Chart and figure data
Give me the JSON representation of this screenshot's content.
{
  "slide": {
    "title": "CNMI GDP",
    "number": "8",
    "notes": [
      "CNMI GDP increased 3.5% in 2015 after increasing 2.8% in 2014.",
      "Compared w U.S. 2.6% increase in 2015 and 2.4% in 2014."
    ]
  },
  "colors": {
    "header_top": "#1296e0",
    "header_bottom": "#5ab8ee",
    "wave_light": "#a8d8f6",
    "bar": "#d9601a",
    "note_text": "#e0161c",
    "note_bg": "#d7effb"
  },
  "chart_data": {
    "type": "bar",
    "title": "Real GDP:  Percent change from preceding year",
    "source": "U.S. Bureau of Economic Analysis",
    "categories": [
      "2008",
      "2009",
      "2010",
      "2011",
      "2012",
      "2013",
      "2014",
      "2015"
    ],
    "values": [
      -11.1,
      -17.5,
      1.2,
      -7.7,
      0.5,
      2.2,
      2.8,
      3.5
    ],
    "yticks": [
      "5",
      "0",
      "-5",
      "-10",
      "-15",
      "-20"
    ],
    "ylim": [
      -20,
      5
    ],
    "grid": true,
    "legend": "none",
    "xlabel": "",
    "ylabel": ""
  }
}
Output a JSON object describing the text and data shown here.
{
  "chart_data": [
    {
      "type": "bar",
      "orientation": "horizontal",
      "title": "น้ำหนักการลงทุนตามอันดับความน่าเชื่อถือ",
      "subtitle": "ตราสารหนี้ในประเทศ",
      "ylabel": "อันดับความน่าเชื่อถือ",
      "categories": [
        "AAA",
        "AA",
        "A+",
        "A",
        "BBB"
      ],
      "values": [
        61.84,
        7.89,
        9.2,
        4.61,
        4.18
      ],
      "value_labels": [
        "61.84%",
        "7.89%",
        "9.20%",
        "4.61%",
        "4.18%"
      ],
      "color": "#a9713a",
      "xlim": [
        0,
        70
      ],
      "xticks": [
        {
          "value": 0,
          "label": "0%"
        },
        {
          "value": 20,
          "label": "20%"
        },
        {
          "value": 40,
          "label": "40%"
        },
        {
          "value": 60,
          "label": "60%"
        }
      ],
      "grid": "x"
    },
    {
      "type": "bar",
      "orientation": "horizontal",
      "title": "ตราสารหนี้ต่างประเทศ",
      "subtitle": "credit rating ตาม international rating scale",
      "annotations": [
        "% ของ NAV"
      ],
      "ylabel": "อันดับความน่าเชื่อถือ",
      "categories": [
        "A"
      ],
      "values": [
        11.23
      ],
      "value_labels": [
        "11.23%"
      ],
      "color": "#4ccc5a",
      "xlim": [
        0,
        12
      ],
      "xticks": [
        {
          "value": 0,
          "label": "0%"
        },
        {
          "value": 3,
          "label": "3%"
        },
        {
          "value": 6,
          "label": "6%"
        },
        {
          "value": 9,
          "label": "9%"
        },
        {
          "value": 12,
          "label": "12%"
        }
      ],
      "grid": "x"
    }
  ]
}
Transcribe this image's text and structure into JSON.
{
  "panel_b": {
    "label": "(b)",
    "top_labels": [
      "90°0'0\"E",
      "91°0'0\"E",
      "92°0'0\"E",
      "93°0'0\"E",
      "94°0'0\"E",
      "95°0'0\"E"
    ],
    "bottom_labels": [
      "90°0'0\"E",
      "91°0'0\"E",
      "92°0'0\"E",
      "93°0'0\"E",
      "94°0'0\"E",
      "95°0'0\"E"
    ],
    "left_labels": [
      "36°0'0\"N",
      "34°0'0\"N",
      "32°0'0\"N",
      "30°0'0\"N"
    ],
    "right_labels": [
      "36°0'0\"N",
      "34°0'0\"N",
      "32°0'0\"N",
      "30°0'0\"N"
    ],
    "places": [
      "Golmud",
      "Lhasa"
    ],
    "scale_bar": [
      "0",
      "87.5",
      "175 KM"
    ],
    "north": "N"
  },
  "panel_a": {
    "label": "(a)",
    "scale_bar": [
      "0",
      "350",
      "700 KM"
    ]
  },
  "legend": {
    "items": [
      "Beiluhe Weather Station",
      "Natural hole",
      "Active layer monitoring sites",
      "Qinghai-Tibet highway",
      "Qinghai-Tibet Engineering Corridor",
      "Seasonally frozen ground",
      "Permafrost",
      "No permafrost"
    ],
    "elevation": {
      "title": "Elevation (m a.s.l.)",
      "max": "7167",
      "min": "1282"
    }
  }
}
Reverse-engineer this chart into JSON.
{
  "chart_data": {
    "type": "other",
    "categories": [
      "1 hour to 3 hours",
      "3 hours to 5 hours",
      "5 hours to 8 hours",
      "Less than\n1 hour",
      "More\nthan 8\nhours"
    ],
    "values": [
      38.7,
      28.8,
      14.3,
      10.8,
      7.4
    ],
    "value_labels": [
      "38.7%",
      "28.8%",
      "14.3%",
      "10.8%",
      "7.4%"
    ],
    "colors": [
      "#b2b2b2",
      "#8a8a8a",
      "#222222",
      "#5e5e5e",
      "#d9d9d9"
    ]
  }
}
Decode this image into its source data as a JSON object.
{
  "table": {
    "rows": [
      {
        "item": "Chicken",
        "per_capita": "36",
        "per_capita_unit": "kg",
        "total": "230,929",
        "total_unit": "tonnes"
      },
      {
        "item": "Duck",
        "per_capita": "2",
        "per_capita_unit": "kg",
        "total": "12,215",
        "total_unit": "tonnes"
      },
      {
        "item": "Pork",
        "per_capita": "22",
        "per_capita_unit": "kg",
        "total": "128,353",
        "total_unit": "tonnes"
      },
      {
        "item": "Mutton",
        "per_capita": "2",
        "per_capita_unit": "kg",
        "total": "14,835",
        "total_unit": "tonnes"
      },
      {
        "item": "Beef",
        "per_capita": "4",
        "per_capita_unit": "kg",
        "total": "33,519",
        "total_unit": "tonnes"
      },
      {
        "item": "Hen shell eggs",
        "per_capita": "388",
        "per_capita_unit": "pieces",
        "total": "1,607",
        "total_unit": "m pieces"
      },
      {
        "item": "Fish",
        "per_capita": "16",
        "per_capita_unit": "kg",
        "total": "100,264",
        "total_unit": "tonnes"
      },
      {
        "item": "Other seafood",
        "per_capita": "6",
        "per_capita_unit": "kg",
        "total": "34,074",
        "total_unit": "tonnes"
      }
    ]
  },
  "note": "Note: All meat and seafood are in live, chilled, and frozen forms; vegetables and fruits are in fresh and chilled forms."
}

▶ [DIRECTIONS FOR THIS TASK]: Each entry is to be returned in full, character for character.

▶ [TASK ANSWER]:
Give me the JSON representation of this screenshot's content.
{
  "slide": {
    "title": "CNMI GDP",
    "number": "8",
    "notes": [
      "CNMI GDP increased 3.5% in 2015 after increasing 2.8% in 2014.",
      "Compared w U.S. 2.6% increase in 2015 and 2.4% in 2014."
    ]
  },
  "colors": {
    "header_top": "#1296e0",
    "header_bottom": "#5ab8ee",
    "wave_light": "#a8d8f6",
    "bar": "#d9601a",
    "note_text": "#e0161c",
    "note_bg": "#d7effb"
  },
  "chart_data": {
    "type": "bar",
    "title": "Real GDP:  Percent change from preceding year",
    "source": "U.S. Bureau of Economic Analysis",
    "categories": [
      "2008",
      "2009",
      "2010",
      "2011",
      "2012",
      "2013",
      "2014",
      "2015"
    ],
    "values": [
      -11.1,
      -17.5,
      1.2,
      -7.7,
      0.5,
      2.2,
      2.8,
      3.5
    ],
    "yticks": [
      "5",
      "0",
      "-5",
      "-10",
      "-15",
      "-20"
    ],
    "ylim": [
      -20,
      5
    ],
    "grid": true,
    "legend": "none",
    "xlabel": "",
    "ylabel": ""
  }
}
Output a JSON object describing the text and data shown here.
{
  "chart_data": [
    {
      "type": "bar",
      "orientation": "horizontal",
      "title": "น้ำหนักการลงทุนตามอันดับความน่าเชื่อถือ",
      "subtitle": "ตราสารหนี้ในประเทศ",
      "ylabel": "อันดับความน่าเชื่อถือ",
      "categories": [
        "AAA",
        "AA",
        "A+",
        "A",
        "BBB"
      ],
      "values": [
        61.84,
        7.89,
        9.2,
        4.61,
        4.18
      ],
      "value_labels": [
        "61.84%",
        "7.89%",
        "9.20%",
        "4.61%",
        "4.18%"
      ],
      "color": "#a9713a",
      "xlim": [
        0,
        70
      ],
      "xticks": [
        {
          "value": 0,
          "label": "0%"
        },
        {
          "value": 20,
          "label": "20%"
        },
        {
          "value": 40,
          "label": "40%"
        },
        {
          "value": 60,
          "label": "60%"
        }
      ],
      "grid": "x"
    },
    {
      "type": "bar",
      "orientation": "horizontal",
      "title": "ตราสารหนี้ต่างประเทศ",
      "subtitle": "credit rating ตาม international rating scale",
      "annotations": [
        "% ของ NAV"
      ],
      "ylabel": "อันดับความน่าเชื่อถือ",
      "categories": [
        "A"
      ],
      "values": [
        11.23
      ],
      "value_labels": [
        "11.23%"
      ],
      "color": "#4ccc5a",
      "xlim": [
        0,
        12
      ],
      "xticks": [
        {
          "value": 0,
          "label": "0%"
        },
        {
          "value": 3,
          "label": "3%"
        },
        {
          "value": 6,
          "label": "6%"
        },
        {
          "value": 9,
          "label": "9%"
        },
        {
          "value": 12,
          "label": "12%"
        }
      ],
      "grid": "x"
    }
  ]
}
Transcribe this image's text and structure into JSON.
{
  "panel_b": {
    "label": "(b)",
    "top_labels": [
      "90°0'0\"E",
      "91°0'0\"E",
      "92°0'0\"E",
      "93°0'0\"E",
      "94°0'0\"E",
      "95°0'0\"E"
    ],
    "bottom_labels": [
      "90°0'0\"E",
      "91°0'0\"E",
      "92°0'0\"E",
      "93°0'0\"E",
      "94°0'0\"E",
      "95°0'0\"E"
    ],
    "left_labels": [
      "36°0'0\"N",
      "34°0'0\"N",
      "32°0'0\"N",
      "30°0'0\"N"
    ],
    "right_labels": [
      "36°0'0\"N",
      "34°0'0\"N",
      "32°0'0\"N",
      "30°0'0\"N"
    ],
    "places": [
      "Golmud",
      "Lhasa"
    ],
    "scale_bar": [
      "0",
      "87.5",
      "175 KM"
    ],
    "north": "N"
  },
  "panel_a": {
    "label": "(a)",
    "scale_bar": [
      "0",
      "350",
      "700 KM"
    ]
  },
  "legend": {
    "items": [
      "Beiluhe Weather Station",
      "Natural hole",
      "Active layer monitoring sites",
      "Qinghai-Tibet highway",
      "Qinghai-Tibet Engineering Corridor",
      "Seasonally frozen ground",
      "Permafrost",
      "No permafrost"
    ],
    "elevation": {
      "title": "Elevation (m a.s.l.)",
      "max": "7167",
      "min": "1282"
    }
  }
}
Reverse-engineer this chart into JSON.
{
  "chart_data": {
    "type": "other",
    "categories": [
      "1 hour to 3 hours",
      "3 hours to 5 hours",
      "5 hours to 8 hours",
      "Less than\n1 hour",
      "More\nthan 8\nhours"
    ],
    "values": [
      38.7,
      28.8,
      14.3,
      10.8,
      7.4
    ],
    "value_labels": [
      "38.7%",
      "28.8%",
      "14.3%",
      "10.8%",
      "7.4%"
    ],
    "colors": [
      "#b2b2b2",
      "#8a8a8a",
      "#222222",
      "#5e5e5e",
      "#d9d9d9"
    ]
  }
}
Decode this image into its source data as a JSON object.
{
  "table": {
    "rows": [
      {
        "item": "Chicken",
        "per_capita": "36",
        "per_capita_unit": "kg",
        "total": "230,929",
        "total_unit": "tonnes"
      },
      {
        "item": "Duck",
        "per_capita": "2",
        "per_capita_unit": "kg",
        "total": "12,215",
        "total_unit": "tonnes"
      },
      {
        "item": "Pork",
        "per_capita": "22",
        "per_capita_unit": "kg",
        "total": "128,353",
        "total_unit": "tonnes"
      },
      {
        "item": "Mutton",
        "per_capita": "2",
        "per_capita_unit": "kg",
        "total": "14,835",
        "total_unit": "tonnes"
      },
      {
        "item": "Beef",
        "per_capita": "4",
        "per_capita_unit": "kg",
        "total": "33,519",
        "total_unit": "tonnes"
      },
      {
        "item": "Hen shell eggs",
        "per_capita": "388",
        "per_capita_unit": "pieces",
        "total": "1,607",
        "total_unit": "m pieces"
      },
      {
        "item": "Fish",
        "per_capita": "16",
        "per_capita_unit": "kg",
        "total": "100,264",
        "total_unit": "tonnes"
      },
      {
        "item": "Other seafood",
        "per_capita": "6",
        "per_capita_unit": "kg",
        "total": "34,074",
        "total_unit": "tonnes"
      }
    ]
  },
  "note": "Note: All meat and seafood are in live, chilled, and frozen forms; vegetables and fruits are in fresh and chilled forms."
}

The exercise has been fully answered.